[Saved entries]

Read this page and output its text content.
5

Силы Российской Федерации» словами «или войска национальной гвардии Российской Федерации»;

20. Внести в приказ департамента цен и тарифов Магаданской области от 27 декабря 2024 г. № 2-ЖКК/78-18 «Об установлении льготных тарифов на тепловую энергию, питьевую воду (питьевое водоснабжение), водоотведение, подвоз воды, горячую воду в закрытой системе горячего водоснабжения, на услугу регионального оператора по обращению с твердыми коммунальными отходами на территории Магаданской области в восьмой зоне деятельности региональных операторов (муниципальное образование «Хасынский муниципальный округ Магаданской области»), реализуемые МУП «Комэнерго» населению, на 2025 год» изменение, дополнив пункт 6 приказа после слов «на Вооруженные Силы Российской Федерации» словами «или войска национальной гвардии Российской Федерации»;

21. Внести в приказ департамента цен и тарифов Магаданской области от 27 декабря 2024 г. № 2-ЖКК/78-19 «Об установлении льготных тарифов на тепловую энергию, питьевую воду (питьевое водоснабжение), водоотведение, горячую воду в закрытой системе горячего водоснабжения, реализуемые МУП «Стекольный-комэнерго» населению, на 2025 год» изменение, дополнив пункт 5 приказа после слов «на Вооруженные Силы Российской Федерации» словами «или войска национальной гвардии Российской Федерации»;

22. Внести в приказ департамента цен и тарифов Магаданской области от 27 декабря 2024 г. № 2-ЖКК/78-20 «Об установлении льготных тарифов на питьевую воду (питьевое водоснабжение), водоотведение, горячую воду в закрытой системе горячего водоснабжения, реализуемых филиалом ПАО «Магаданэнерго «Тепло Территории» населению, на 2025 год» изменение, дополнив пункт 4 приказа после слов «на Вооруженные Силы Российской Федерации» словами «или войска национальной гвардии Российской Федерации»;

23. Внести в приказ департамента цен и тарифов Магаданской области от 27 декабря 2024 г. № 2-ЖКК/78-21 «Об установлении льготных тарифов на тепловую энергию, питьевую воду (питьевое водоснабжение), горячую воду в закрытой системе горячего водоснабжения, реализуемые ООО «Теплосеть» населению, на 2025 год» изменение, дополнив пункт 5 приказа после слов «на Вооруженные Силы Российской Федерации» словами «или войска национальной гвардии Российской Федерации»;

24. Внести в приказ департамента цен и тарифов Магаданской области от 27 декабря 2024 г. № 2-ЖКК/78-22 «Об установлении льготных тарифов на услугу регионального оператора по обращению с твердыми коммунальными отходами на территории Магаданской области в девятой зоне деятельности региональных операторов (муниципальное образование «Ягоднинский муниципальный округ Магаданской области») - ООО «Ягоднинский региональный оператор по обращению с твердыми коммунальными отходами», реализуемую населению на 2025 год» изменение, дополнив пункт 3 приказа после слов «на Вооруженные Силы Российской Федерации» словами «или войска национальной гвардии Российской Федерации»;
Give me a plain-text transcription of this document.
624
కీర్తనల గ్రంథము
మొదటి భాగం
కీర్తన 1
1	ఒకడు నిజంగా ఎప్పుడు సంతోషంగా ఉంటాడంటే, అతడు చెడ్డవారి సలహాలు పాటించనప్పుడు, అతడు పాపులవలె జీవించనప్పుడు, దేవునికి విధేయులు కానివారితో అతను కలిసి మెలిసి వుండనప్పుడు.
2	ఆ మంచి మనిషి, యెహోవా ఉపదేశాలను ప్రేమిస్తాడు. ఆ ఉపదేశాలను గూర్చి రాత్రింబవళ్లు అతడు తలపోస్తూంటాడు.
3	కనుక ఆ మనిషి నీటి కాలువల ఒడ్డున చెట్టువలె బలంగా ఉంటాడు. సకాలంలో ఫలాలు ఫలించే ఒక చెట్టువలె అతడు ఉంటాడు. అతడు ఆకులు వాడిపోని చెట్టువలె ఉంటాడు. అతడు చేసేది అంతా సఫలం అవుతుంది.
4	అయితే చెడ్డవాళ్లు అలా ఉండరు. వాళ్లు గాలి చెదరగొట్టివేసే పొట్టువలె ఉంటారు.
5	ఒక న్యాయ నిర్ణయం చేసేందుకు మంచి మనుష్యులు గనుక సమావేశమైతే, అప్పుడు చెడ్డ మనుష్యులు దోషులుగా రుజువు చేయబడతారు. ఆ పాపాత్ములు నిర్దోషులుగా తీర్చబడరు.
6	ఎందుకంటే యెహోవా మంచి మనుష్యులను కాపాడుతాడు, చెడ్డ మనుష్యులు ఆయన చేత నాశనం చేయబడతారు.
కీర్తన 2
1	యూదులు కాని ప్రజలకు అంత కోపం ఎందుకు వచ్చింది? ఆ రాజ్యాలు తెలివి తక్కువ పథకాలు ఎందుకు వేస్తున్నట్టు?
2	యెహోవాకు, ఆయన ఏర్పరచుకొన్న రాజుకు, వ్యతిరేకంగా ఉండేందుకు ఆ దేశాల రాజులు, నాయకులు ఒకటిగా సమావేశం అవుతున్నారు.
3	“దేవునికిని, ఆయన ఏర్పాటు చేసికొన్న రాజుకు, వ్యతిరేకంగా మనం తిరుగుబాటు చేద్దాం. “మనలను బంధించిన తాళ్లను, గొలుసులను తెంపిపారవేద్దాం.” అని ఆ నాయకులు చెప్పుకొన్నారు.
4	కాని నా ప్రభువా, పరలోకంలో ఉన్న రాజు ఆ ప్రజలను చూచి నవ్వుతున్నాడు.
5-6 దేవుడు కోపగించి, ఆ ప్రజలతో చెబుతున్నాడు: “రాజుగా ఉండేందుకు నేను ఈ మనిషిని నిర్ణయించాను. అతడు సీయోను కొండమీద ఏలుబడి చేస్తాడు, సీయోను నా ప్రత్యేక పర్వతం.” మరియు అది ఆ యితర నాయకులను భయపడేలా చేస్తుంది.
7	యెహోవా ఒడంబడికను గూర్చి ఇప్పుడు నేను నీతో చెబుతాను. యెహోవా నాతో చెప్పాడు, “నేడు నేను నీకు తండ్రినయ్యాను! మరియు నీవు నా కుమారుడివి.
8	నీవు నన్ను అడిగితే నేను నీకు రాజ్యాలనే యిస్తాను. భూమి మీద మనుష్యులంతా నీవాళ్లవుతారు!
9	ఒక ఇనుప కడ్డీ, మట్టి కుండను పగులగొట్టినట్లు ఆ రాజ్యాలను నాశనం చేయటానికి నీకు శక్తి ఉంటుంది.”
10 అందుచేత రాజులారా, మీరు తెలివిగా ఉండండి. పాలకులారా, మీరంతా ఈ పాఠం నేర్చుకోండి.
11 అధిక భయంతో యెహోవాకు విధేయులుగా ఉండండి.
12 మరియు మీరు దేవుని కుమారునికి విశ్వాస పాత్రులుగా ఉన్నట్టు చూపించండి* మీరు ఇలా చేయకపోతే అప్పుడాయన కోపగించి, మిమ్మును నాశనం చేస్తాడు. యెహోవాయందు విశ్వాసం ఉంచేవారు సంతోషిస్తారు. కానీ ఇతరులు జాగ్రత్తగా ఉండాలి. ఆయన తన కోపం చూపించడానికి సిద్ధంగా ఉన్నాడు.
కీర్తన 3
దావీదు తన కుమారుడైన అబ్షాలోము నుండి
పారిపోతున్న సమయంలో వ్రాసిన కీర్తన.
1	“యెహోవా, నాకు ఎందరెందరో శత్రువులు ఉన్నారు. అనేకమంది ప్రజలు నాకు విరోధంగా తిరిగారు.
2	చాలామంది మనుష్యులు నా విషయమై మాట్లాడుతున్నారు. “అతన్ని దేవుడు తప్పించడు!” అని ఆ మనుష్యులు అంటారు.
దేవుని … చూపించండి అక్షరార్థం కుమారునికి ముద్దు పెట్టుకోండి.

### Brief
Return every line above that contains the word "this".

### Response
Read this page and output its text content.
Give me a plain-text transcription of this document.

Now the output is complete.